Exercise requirements>
Retype each line of the material exactly, please, skipping any picture in it.

(Dataset records)
┏━━

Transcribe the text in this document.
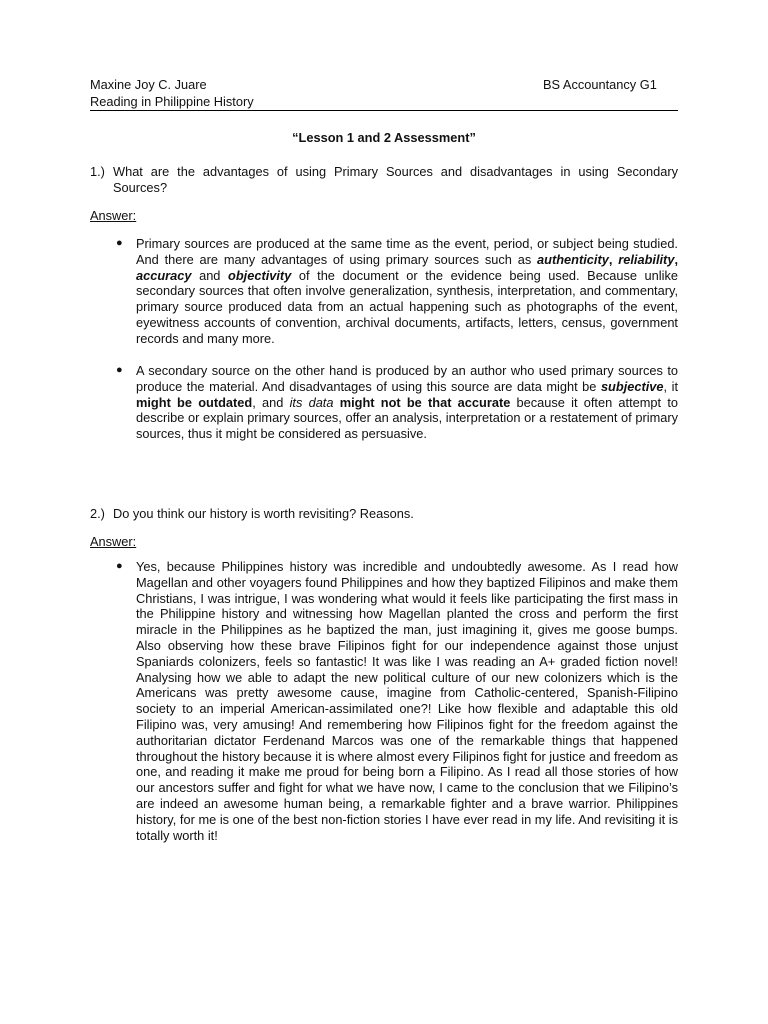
Maxine Joy C. Juare	BS Accountancy G1
Reading in Philippine History
“Lesson 1 and 2 Assessment”
1.) What are the advantages of using Primary Sources and disadvantages in using Secondary Sources?
Answer:
● Primary sources are produced at the same time as the event, period, or subject being studied. And there are many advantages of using primary sources such as authenticity, reliability, accuracy and objectivity of the document or the evidence being used. Because unlike secondary sources that often involve generalization, synthesis, interpretation, and commentary, primary source produced data from an actual happening such as photographs of the event, eyewitness accounts of convention, archival documents, artifacts, letters, census, government records and many more.
● A secondary source on the other hand is produced by an author who used primary sources to produce the material. And disadvantages of using this source are data might be subjective, it might be outdated, and its data might not be that accurate because it often attempt to describe or explain primary sources, offer an analysis, interpretation or a restatement of primary sources, thus it might be considered as persuasive.
2.) Do you think our history is worth revisiting? Reasons.
Answer:
● Yes, because Philippines history was incredible and undoubtedly awesome. As I read how Magellan and other voyagers found Philippines and how they baptized Filipinos and make them Christians, I was intrigue, I was wondering what would it feels like participating the first mass in the Philippine history and witnessing how Magellan planted the cross and perform the first miracle in the Philippines as he baptized the man, just imagining it, gives me goose bumps. Also observing how these brave Filipinos fight for our independence against those unjust Spaniards colonizers, feels so fantastic! It was like I was reading an A+ graded fiction novel! Analysing how we able to adapt the new political culture of our new colonizers which is the Americans was pretty awesome cause, imagine from Catholic-centered, Spanish-Filipino society to an imperial American-assimilated one?! Like how flexible and adaptable this old Filipino was, very amusing! And remembering how Filipinos fight for the freedom against the authoritarian dictator Ferdenand Marcos was one of the remarkable things that happened throughout the history because it is where almost every Filipinos fight for justice and freedom as one, and reading it make me proud for being born a Filipino. As I read all those stories of how our ancestors suffer and fight for what we have now, I came to the conclusion that we Filipino’s are indeed an awesome human being, a remarkable fighter and a brave warrior. Philippines history, for me is one of the best non-fiction stories I have ever read in my life. And revisiting it is totally worth it!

┗━━

Reply>
Transcribe the text in this document.
Maxine Joy C. Juare	BS Accountancy G1
Reading in Philippine History
“Lesson 1 and 2 Assessment”
1.) What are the advantages of using Primary Sources and disadvantages in using Secondary Sources?
Answer:
● Primary sources are produced at the same time as the event, period, or subject being studied. And there are many advantages of using primary sources such as authenticity, reliability, accuracy and objectivity of the document or the evidence being used. Because unlike secondary sources that often involve generalization, synthesis, interpretation, and commentary, primary source produced data from an actual happening such as photographs of the event, eyewitness accounts of convention, archival documents, artifacts, letters, census, government records and many more.
● A secondary source on the other hand is produced by an author who used primary sources to produce the material. And disadvantages of using this source are data might be subjective, it might be outdated, and its data might not be that accurate because it often attempt to describe or explain primary sources, offer an analysis, interpretation or a restatement of primary sources, thus it might be considered as persuasive.
2.) Do you think our history is worth revisiting? Reasons.
Answer:
● Yes, because Philippines history was incredible and undoubtedly awesome. As I read how Magellan and other voyagers found Philippines and how they baptized Filipinos and make them Christians, I was intrigue, I was wondering what would it feels like participating the first mass in the Philippine history and witnessing how Magellan planted the cross and perform the first miracle in the Philippines as he baptized the man, just imagining it, gives me goose bumps. Also observing how these brave Filipinos fight for our independence against those unjust Spaniards colonizers, feels so fantastic! It was like I was reading an A+ graded fiction novel! Analysing how we able to adapt the new political culture of our new colonizers which is the Americans was pretty awesome cause, imagine from Catholic-centered, Spanish-Filipino society to an imperial American-assimilated one?! Like how flexible and adaptable this old Filipino was, very amusing! And remembering how Filipinos fight for the freedom against the authoritarian dictator Ferdenand Marcos was one of the remarkable things that happened throughout the history because it is where almost every Filipinos fight for justice and freedom as one, and reading it make me proud for being born a Filipino. As I read all those stories of how our ancestors suffer and fight for what we have now, I came to the conclusion that we Filipino’s are indeed an awesome human being, a remarkable fighter and a brave warrior. Philippines history, for me is one of the best non-fiction stories I have ever read in my life. And revisiting it is totally worth it!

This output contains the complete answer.